# Selected extract
....................

Monday, January 25, 2010

Institutional vs. "Friends & Family" Investors

Part 3 of a 3 part series on surviving the funding transition

In this final post of the series, we discuss the difference between a friends and family ("F&F") vs. an institutional* (i.e. VC) investor and what this means for a founder/CEO.  We'll start by looking at what the startup world looks like from the VC's side.

How Venture Capital Firms Work
Venture capital firms are usually structured as limited liability partnerships.  The VC firm raises money from limited partners (i.e. wealthy individuals, pension funds, etc. who put in money but are  not actively involved in the firm's management) which are collected into a fund.  The proceeds of the fund are then invested by the general partners in a portfolio of startup companies for typically 5-7 years.

....................

# Material for the task

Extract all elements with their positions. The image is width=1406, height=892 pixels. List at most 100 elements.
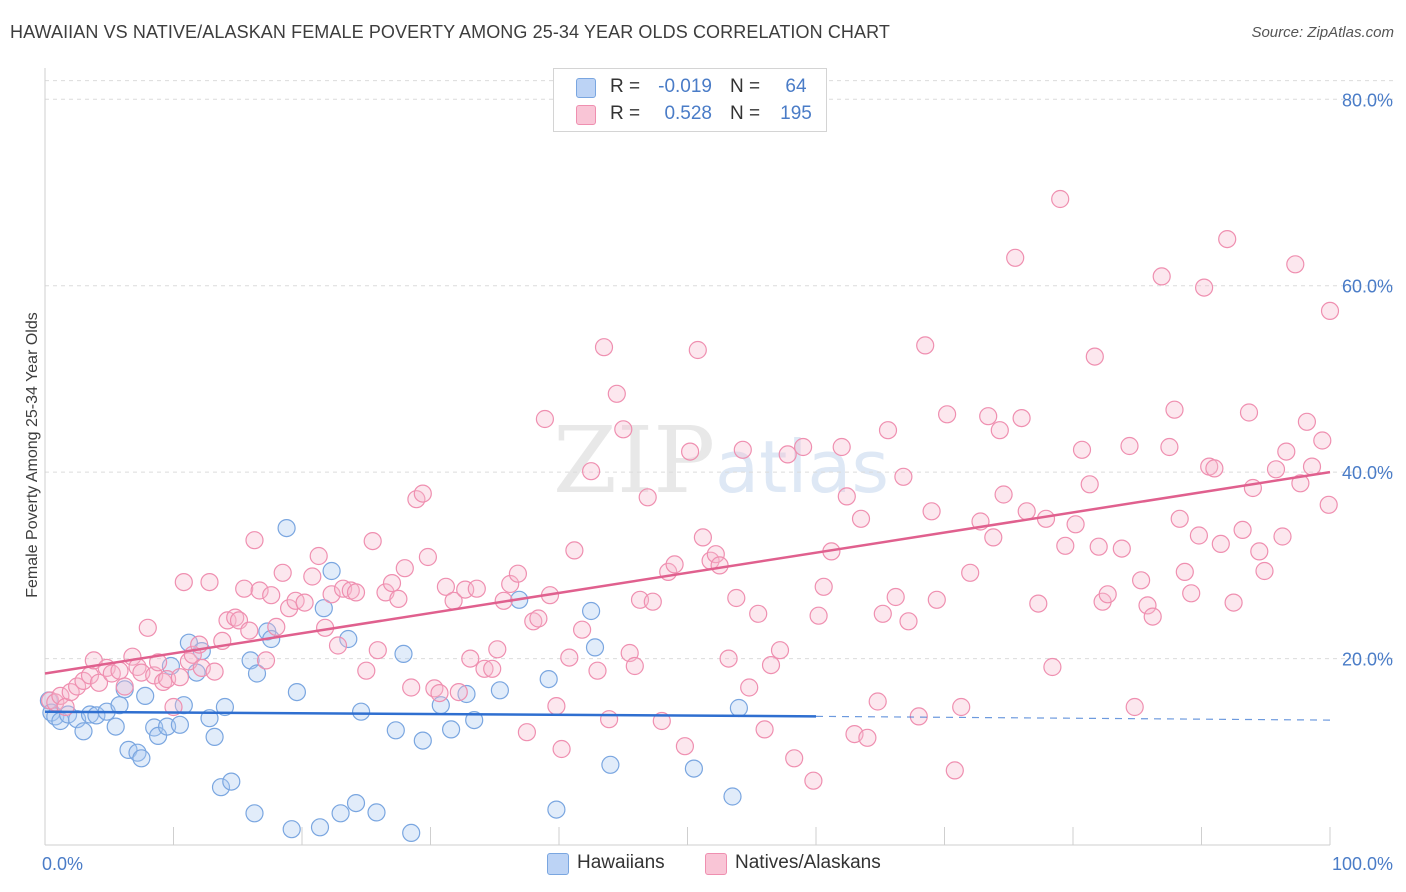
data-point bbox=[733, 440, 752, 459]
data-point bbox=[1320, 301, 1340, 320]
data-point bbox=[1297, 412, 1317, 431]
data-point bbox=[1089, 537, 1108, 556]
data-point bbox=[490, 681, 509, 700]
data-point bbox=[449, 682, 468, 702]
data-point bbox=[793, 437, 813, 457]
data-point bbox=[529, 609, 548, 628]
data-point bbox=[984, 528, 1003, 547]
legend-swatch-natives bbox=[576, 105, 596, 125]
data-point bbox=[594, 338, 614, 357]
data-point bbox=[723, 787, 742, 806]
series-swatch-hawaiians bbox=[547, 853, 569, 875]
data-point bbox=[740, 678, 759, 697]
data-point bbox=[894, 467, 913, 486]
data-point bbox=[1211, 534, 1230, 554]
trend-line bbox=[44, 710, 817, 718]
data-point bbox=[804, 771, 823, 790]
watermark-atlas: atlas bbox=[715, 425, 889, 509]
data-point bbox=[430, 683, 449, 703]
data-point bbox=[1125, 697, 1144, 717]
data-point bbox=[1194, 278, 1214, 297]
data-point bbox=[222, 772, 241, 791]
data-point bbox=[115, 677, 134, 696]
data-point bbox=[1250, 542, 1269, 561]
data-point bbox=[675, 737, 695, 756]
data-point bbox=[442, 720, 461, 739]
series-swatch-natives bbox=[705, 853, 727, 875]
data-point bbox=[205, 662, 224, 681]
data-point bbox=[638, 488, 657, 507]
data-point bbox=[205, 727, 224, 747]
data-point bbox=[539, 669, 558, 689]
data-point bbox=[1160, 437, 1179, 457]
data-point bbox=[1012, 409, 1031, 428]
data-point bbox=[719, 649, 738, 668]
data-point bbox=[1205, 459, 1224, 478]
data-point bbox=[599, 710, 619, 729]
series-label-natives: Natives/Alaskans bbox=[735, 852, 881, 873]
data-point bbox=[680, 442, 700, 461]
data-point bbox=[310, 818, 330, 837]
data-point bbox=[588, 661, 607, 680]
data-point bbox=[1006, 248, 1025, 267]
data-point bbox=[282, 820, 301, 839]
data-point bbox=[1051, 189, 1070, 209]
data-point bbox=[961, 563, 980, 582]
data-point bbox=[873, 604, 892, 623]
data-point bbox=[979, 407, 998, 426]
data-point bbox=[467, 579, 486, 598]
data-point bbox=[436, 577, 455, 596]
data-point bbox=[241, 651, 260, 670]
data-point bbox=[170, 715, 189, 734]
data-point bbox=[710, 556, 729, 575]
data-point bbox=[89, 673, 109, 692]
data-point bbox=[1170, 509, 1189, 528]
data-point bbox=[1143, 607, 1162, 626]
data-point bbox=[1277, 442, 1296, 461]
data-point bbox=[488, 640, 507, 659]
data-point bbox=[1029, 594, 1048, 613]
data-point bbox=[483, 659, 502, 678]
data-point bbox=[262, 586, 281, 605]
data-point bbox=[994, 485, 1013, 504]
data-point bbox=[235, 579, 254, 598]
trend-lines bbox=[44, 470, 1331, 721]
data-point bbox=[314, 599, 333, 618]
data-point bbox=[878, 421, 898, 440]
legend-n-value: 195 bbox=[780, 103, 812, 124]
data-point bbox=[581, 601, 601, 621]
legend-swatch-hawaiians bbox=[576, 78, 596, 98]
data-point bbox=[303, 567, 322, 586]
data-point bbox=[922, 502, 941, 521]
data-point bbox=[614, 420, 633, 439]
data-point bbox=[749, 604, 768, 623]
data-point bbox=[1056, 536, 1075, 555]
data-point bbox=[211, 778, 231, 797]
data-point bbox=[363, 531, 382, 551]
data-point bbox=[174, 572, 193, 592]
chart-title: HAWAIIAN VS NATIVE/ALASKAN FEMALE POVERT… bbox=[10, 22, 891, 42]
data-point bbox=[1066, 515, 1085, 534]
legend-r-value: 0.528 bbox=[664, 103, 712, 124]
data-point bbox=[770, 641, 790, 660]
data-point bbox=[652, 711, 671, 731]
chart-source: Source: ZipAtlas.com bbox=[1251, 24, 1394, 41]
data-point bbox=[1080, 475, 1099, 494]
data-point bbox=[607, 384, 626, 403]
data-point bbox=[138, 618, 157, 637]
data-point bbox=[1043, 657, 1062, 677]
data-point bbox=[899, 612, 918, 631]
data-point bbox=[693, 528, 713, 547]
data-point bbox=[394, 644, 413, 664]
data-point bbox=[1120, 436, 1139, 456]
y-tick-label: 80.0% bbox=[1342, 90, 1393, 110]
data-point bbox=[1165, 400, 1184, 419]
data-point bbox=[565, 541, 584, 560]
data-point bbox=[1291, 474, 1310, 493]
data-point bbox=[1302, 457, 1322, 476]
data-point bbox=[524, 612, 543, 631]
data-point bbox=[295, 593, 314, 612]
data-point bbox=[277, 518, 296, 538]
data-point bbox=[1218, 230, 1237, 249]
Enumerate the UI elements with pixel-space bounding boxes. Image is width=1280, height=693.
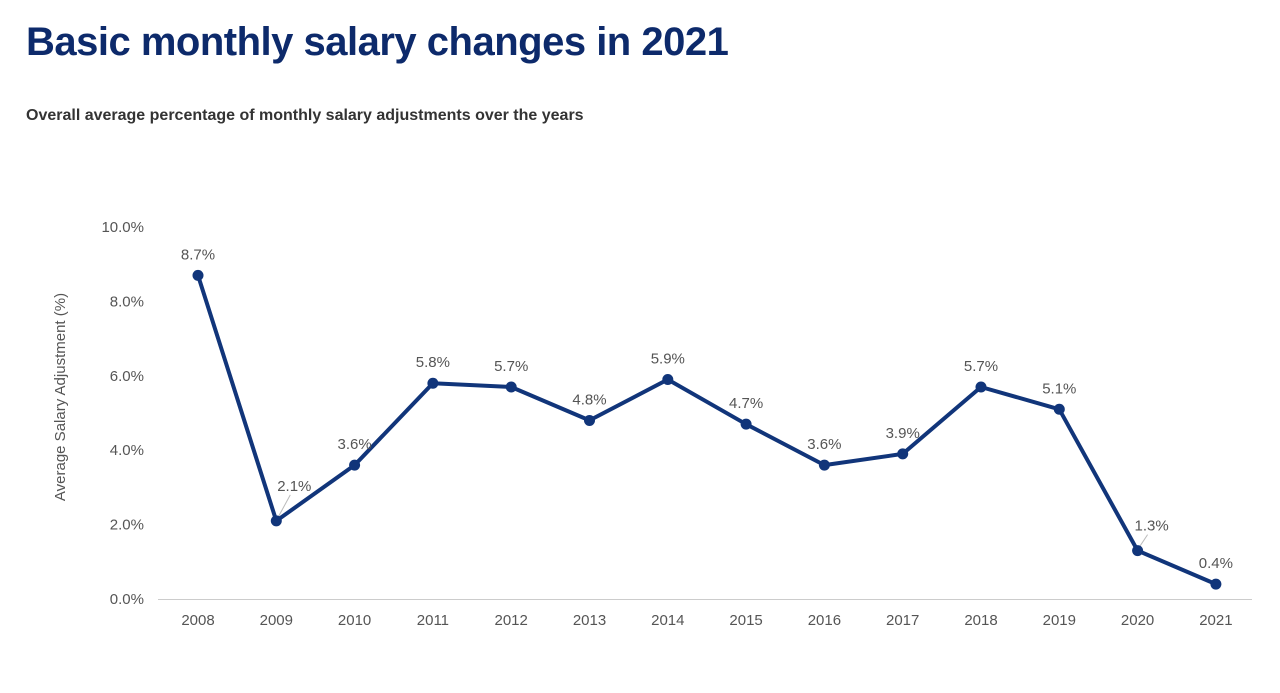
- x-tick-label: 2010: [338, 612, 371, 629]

....................

# Challenges
A: Reproduce the passage of the blog post on institutional versus friends and family investors between "Monday, January 25, 2010" and "the VC's side.", inclusive.
B: In the rows, swap "trend-line" for "fit-line" between the lines holding "data-point bbox=[733, 440, 752, 459]" and "data-point bbox=[262, 586, 281, 605]", inclusive, and return only those lines with nothing else changed.

# Results
A:
Monday, January 25, 2010

Institutional vs. "Friends & Family" Investors

Part 3 of a 3 part series on surviving the funding transition

In this final post of the series, we discuss the difference between a friends and family ("F&F") vs. an institutional* (i.e. VC) investor and what this means for a founder/CEO.  We'll start by looking at what the startup world looks like from the VC's side.

B:
data-point bbox=[733, 440, 752, 459]
data-point bbox=[1320, 301, 1340, 320]
data-point bbox=[1297, 412, 1317, 431]
data-point bbox=[1089, 537, 1108, 556]
data-point bbox=[490, 681, 509, 700]
data-point bbox=[449, 682, 468, 702]
data-point bbox=[793, 437, 813, 457]
data-point bbox=[529, 609, 548, 628]
data-point bbox=[984, 528, 1003, 547]
legend-swatch-natives bbox=[576, 105, 596, 125]
data-point bbox=[594, 338, 614, 357]
data-point bbox=[723, 787, 742, 806]
series-swatch-hawaiians bbox=[547, 853, 569, 875]
data-point bbox=[740, 678, 759, 697]
data-point bbox=[894, 467, 913, 486]
data-point bbox=[1211, 534, 1230, 554]
fit-line bbox=[44, 710, 817, 718]
data-point bbox=[804, 771, 823, 790]
watermark-atlas: atlas bbox=[715, 425, 889, 509]
data-point bbox=[430, 683, 449, 703]
data-point bbox=[1125, 697, 1144, 717]
data-point bbox=[1194, 278, 1214, 297]
data-point bbox=[222, 772, 241, 791]
data-point bbox=[115, 677, 134, 696]
data-point bbox=[1250, 542, 1269, 561]
data-point bbox=[675, 737, 695, 756]
data-point bbox=[442, 720, 461, 739]
series-swatch-natives bbox=[705, 853, 727, 875]
data-point bbox=[205, 662, 224, 681]
data-point bbox=[638, 488, 657, 507]
data-point bbox=[205, 727, 224, 747]
data-point bbox=[539, 669, 558, 689]
data-point bbox=[1160, 437, 1179, 457]
data-point bbox=[1012, 409, 1031, 428]
data-point bbox=[719, 649, 738, 668]
data-point bbox=[1205, 459, 1224, 478]
data-point bbox=[599, 710, 619, 729]
series-label-natives: Natives/Alaskans bbox=[735, 852, 881, 873]
data-point bbox=[680, 442, 700, 461]
data-point bbox=[310, 818, 330, 837]
data-point bbox=[588, 661, 607, 680]
data-point bbox=[1006, 248, 1025, 267]
data-point bbox=[282, 820, 301, 839]
data-point bbox=[1051, 189, 1070, 209]
data-point bbox=[961, 563, 980, 582]
data-point bbox=[873, 604, 892, 623]
data-point bbox=[979, 407, 998, 426]
data-point bbox=[467, 579, 486, 598]
data-point bbox=[436, 577, 455, 596]
data-point bbox=[241, 651, 260, 670]
data-point bbox=[170, 715, 189, 734]
data-point bbox=[710, 556, 729, 575]
data-point bbox=[89, 673, 109, 692]
data-point bbox=[1170, 509, 1189, 528]
data-point bbox=[1143, 607, 1162, 626]
data-point bbox=[1277, 442, 1296, 461]
data-point bbox=[488, 640, 507, 659]
data-point bbox=[1029, 594, 1048, 613]
data-point bbox=[483, 659, 502, 678]
data-point bbox=[262, 586, 281, 605]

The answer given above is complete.